### WHAT IS BEING ASKED
Below are some records; give them all again exactly, but not the pictures.

Dataset records

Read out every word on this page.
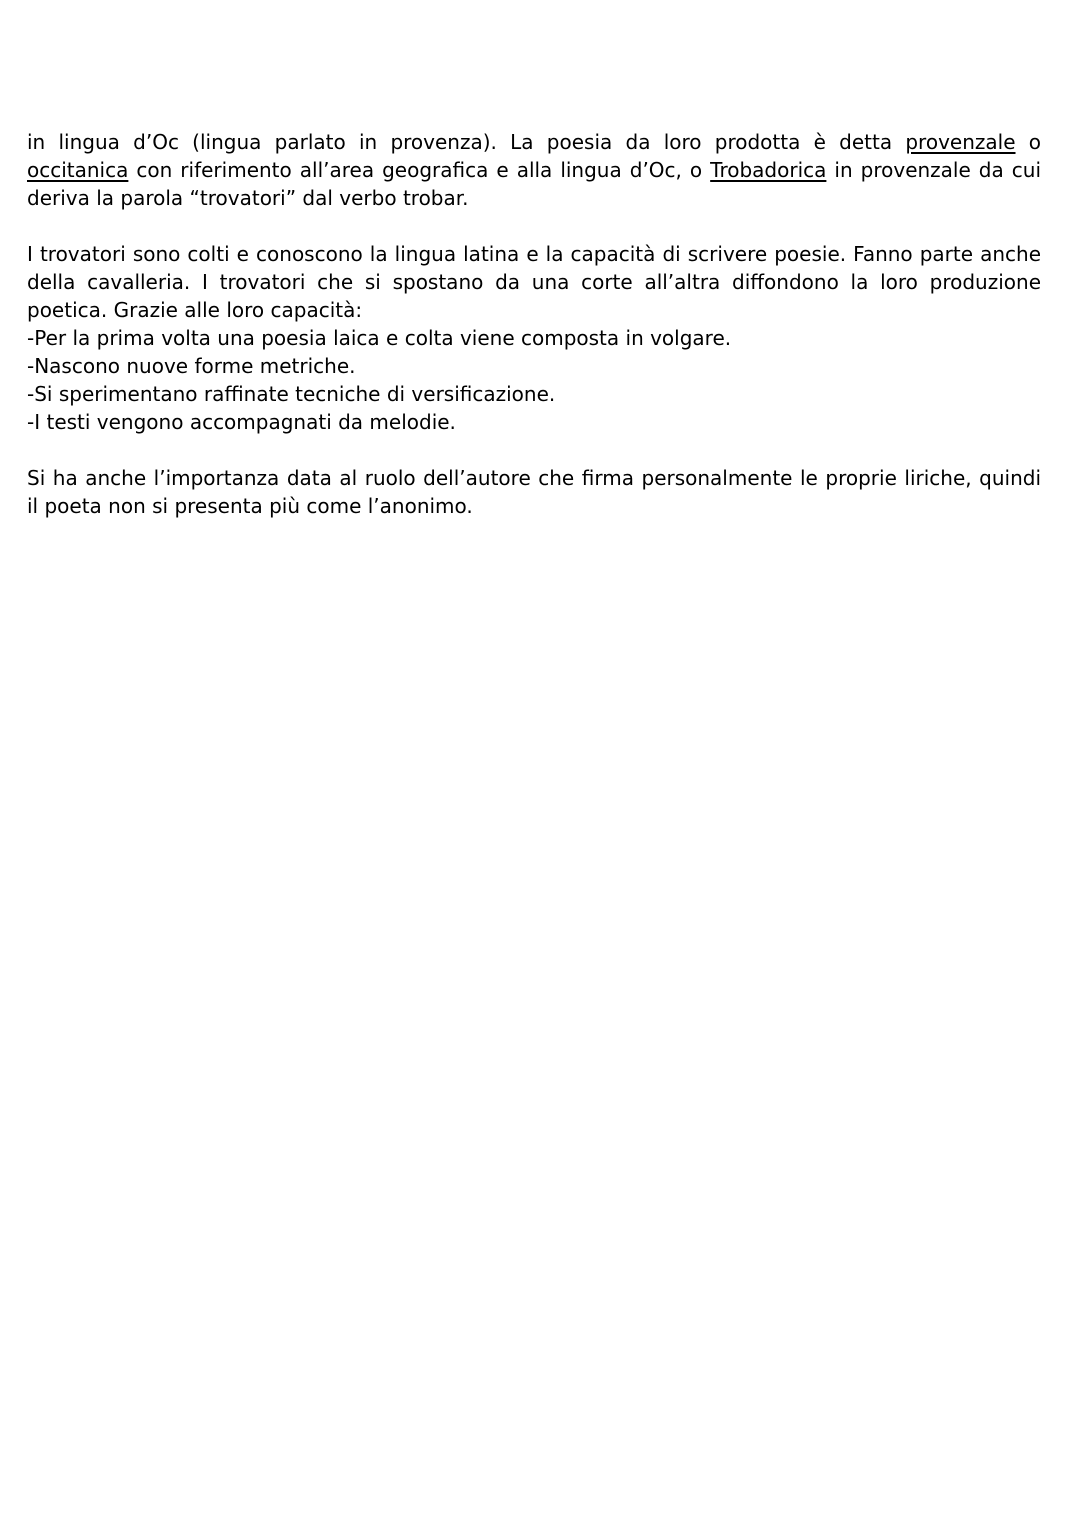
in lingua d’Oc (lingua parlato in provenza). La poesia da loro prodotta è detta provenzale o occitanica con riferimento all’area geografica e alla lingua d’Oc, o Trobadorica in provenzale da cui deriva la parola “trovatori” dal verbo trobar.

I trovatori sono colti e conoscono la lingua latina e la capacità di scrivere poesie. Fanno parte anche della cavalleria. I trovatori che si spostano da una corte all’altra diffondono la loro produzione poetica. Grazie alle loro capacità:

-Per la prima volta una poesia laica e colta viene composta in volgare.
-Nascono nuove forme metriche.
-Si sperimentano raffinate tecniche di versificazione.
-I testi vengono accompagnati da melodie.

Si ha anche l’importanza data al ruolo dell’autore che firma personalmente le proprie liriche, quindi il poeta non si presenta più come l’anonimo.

### RESPONSE
Read out every word on this page.
in lingua d’Oc (lingua parlato in provenza). La poesia da loro prodotta è detta provenzale o occitanica con riferimento all’area geografica e alla lingua d’Oc, o Trobadorica in provenzale da cui deriva la parola “trovatori” dal verbo trobar.

I trovatori sono colti e conoscono la lingua latina e la capacità di scrivere poesie. Fanno parte anche della cavalleria. I trovatori che si spostano da una corte all’altra diffondono la loro produzione poetica. Grazie alle loro capacità:

-Per la prima volta una poesia laica e colta viene composta in volgare.
-Nascono nuove forme metriche.
-Si sperimentano raffinate tecniche di versificazione.
-I testi vengono accompagnati da melodie.

Si ha anche l’importanza data al ruolo dell’autore che firma personalmente le proprie liriche, quindi il poeta non si presenta più come l’anonimo.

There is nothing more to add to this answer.